The records are to be restated in their entirety, word for word.

** BEGIN MATERIAL FOR THIS TASK **

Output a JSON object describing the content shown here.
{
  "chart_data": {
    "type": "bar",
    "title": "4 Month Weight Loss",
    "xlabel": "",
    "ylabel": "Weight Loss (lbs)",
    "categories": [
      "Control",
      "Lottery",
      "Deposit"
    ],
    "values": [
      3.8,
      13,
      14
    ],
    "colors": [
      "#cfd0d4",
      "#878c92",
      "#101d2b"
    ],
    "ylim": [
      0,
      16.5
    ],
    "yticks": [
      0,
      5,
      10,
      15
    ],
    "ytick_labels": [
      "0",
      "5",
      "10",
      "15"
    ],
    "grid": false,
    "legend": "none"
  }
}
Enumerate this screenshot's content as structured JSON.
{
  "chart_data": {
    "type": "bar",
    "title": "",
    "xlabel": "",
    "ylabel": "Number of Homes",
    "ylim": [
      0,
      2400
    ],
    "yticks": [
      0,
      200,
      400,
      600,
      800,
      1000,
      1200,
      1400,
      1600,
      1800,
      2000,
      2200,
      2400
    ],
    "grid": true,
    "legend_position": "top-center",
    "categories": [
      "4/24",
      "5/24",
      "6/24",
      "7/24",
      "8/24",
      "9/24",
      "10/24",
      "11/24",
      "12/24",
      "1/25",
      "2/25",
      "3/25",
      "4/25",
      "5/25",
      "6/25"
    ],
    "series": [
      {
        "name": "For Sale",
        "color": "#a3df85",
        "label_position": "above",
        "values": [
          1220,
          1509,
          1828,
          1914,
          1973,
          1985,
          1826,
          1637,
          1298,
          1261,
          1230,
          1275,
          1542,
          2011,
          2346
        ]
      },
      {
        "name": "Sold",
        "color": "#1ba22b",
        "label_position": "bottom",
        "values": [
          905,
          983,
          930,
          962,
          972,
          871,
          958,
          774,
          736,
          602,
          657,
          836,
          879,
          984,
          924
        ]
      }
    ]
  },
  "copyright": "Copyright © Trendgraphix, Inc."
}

** END MATERIAL FOR THIS TASK **

FINAL RESULT:
Output a JSON object describing the content shown here.
{
  "chart_data": {
    "type": "bar",
    "title": "4 Month Weight Loss",
    "xlabel": "",
    "ylabel": "Weight Loss (lbs)",
    "categories": [
      "Control",
      "Lottery",
      "Deposit"
    ],
    "values": [
      3.8,
      13,
      14
    ],
    "colors": [
      "#cfd0d4",
      "#878c92",
      "#101d2b"
    ],
    "ylim": [
      0,
      16.5
    ],
    "yticks": [
      0,
      5,
      10,
      15
    ],
    "ytick_labels": [
      "0",
      "5",
      "10",
      "15"
    ],
    "grid": false,
    "legend": "none"
  }
}
Enumerate this screenshot's content as structured JSON.
{
  "chart_data": {
    "type": "bar",
    "title": "",
    "xlabel": "",
    "ylabel": "Number of Homes",
    "ylim": [
      0,
      2400
    ],
    "yticks": [
      0,
      200,
      400,
      600,
      800,
      1000,
      1200,
      1400,
      1600,
      1800,
      2000,
      2200,
      2400
    ],
    "grid": true,
    "legend_position": "top-center",
    "categories": [
      "4/24",
      "5/24",
      "6/24",
      "7/24",
      "8/24",
      "9/24",
      "10/24",
      "11/24",
      "12/24",
      "1/25",
      "2/25",
      "3/25",
      "4/25",
      "5/25",
      "6/25"
    ],
    "series": [
      {
        "name": "For Sale",
        "color": "#a3df85",
        "label_position": "above",
        "values": [
          1220,
          1509,
          1828,
          1914,
          1973,
          1985,
          1826,
          1637,
          1298,
          1261,
          1230,
          1275,
          1542,
          2011,
          2346
        ]
      },
      {
        "name": "Sold",
        "color": "#1ba22b",
        "label_position": "bottom",
        "values": [
          905,
          983,
          930,
          962,
          972,
          871,
          958,
          774,
          736,
          602,
          657,
          836,
          879,
          984,
          924
        ]
      }
    ]
  },
  "copyright": "Copyright © Trendgraphix, Inc."
}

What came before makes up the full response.